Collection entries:
══════════

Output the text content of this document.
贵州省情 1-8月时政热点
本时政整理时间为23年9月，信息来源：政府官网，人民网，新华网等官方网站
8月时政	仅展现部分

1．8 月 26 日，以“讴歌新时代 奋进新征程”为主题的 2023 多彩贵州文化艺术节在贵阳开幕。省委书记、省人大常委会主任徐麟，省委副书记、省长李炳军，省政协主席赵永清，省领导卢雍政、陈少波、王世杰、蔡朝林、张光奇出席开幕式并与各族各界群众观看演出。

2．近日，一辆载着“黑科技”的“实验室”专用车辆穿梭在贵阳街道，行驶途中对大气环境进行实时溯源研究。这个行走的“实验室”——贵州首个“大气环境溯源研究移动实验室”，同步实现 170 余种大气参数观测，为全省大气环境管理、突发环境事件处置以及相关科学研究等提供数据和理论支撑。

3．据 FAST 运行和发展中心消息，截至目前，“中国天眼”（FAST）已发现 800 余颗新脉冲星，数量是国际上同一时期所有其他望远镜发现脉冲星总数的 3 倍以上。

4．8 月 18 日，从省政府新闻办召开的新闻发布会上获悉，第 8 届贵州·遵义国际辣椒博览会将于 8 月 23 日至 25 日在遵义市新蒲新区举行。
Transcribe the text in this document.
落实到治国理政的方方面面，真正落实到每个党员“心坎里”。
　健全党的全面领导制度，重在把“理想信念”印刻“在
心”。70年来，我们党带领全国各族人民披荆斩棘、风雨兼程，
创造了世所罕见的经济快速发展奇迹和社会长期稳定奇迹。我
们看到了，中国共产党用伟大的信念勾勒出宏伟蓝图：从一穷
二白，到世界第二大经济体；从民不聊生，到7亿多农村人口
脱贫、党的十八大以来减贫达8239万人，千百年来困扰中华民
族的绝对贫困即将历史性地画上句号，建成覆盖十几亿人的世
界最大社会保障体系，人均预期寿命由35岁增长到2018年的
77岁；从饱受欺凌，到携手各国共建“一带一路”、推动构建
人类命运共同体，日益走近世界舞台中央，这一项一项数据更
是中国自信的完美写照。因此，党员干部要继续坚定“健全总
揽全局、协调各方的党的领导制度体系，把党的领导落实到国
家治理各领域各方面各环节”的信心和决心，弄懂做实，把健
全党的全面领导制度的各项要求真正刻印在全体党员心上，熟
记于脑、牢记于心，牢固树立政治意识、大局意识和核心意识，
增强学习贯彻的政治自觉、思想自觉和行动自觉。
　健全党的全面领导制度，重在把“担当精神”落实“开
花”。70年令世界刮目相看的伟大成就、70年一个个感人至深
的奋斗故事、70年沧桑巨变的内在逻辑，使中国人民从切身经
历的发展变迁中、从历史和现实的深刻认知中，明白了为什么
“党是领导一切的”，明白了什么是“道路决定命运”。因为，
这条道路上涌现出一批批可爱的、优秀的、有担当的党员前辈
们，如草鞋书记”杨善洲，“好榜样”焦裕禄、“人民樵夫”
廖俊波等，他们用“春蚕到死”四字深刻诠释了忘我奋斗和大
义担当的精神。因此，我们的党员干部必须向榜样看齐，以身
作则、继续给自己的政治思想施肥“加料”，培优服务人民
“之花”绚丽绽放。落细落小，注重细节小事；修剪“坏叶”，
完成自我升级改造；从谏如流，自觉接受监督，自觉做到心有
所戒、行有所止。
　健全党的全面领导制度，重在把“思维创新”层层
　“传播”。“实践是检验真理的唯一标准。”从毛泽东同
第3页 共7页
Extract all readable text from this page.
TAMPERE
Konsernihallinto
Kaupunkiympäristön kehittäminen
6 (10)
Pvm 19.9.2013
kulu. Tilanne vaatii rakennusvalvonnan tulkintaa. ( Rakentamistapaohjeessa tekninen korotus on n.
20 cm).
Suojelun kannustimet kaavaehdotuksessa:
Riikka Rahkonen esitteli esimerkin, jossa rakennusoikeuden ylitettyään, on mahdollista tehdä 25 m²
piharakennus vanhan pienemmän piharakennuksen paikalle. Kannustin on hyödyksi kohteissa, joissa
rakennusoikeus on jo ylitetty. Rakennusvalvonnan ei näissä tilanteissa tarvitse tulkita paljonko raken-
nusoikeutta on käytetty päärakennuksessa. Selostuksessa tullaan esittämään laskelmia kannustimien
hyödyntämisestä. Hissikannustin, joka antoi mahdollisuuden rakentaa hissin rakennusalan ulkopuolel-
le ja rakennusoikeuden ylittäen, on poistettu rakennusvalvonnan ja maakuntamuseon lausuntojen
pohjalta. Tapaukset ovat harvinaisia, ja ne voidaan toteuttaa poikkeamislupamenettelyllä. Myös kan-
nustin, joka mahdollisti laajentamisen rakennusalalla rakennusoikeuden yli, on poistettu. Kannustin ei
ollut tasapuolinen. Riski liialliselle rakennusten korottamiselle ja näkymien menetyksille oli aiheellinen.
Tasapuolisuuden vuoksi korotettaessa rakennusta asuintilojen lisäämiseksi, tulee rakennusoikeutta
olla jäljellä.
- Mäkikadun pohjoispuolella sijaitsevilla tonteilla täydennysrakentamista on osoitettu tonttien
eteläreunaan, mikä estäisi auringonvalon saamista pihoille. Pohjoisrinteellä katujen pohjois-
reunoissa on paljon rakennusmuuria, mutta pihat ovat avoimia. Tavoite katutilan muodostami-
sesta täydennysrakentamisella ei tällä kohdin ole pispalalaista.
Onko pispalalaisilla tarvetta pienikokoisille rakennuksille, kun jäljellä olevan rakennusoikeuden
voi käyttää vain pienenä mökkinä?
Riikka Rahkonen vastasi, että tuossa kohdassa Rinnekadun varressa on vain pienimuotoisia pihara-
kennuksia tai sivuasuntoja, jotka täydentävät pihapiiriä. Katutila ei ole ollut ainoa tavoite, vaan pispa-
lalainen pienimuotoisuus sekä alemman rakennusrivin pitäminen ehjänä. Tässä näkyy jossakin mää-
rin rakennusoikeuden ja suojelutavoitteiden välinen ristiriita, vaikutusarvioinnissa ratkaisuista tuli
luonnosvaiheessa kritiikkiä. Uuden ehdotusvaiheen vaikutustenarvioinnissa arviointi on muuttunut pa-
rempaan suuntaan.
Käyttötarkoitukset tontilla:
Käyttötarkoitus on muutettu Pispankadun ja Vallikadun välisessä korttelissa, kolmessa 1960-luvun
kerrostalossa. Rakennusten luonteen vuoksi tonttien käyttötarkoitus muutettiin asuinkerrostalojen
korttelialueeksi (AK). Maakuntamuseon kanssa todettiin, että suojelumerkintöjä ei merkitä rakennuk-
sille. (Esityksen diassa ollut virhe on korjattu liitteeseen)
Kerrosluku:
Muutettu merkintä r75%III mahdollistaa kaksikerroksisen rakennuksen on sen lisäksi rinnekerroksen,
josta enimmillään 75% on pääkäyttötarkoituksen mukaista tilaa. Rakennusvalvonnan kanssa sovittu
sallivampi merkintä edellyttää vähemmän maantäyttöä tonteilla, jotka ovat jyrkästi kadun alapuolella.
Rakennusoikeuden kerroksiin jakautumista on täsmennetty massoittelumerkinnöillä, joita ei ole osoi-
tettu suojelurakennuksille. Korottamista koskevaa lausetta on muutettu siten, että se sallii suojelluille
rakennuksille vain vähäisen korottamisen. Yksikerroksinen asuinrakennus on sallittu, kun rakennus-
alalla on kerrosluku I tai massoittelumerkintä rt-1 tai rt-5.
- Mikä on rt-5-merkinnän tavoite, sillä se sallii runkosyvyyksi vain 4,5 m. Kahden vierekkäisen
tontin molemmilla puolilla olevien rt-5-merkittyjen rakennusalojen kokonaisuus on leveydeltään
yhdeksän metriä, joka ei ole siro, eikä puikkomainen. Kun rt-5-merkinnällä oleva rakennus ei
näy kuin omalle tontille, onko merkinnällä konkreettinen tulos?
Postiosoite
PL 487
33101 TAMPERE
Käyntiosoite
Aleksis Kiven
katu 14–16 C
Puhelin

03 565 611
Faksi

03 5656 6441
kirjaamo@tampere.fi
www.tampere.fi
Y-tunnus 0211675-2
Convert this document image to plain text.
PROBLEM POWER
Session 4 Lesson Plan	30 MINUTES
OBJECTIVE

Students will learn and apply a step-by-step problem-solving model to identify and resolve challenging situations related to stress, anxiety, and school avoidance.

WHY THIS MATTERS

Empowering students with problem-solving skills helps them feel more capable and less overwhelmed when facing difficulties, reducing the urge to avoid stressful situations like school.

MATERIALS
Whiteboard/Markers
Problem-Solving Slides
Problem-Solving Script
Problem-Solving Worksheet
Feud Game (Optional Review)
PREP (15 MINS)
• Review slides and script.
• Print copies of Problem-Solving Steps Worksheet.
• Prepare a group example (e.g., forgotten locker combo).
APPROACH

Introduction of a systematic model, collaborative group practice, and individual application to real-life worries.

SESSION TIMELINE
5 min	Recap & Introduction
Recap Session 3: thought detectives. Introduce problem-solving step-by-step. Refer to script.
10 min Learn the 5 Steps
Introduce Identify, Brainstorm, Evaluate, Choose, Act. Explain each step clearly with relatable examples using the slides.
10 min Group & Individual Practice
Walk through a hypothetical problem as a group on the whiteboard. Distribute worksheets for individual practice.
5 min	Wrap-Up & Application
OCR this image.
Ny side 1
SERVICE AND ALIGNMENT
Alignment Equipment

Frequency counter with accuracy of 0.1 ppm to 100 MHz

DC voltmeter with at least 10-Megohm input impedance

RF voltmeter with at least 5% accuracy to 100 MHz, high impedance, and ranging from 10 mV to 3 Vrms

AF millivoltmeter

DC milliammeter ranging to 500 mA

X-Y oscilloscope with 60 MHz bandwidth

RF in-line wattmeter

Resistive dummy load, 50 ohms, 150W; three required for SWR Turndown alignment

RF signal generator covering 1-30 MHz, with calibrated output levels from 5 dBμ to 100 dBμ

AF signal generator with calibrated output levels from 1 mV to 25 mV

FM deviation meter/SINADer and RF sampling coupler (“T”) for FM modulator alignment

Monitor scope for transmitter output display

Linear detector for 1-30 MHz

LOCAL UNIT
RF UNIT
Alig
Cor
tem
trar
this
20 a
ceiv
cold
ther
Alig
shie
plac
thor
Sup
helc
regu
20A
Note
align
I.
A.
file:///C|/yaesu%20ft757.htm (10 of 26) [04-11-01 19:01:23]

══════════

● WORK TO DO
Find the word "Rahkonen" in the entries above and gather every line that holds it.

● WRITTEN SOLUTION
Riikka Rahkonen esitteli esimerkin, jossa rakennusoikeuden ylitettyään, on mahdollista tehdä 25 m²
Riikka Rahkonen vastasi, että tuossa kohdassa Rinnekadun varressa on vain pienimuotoisia pihara-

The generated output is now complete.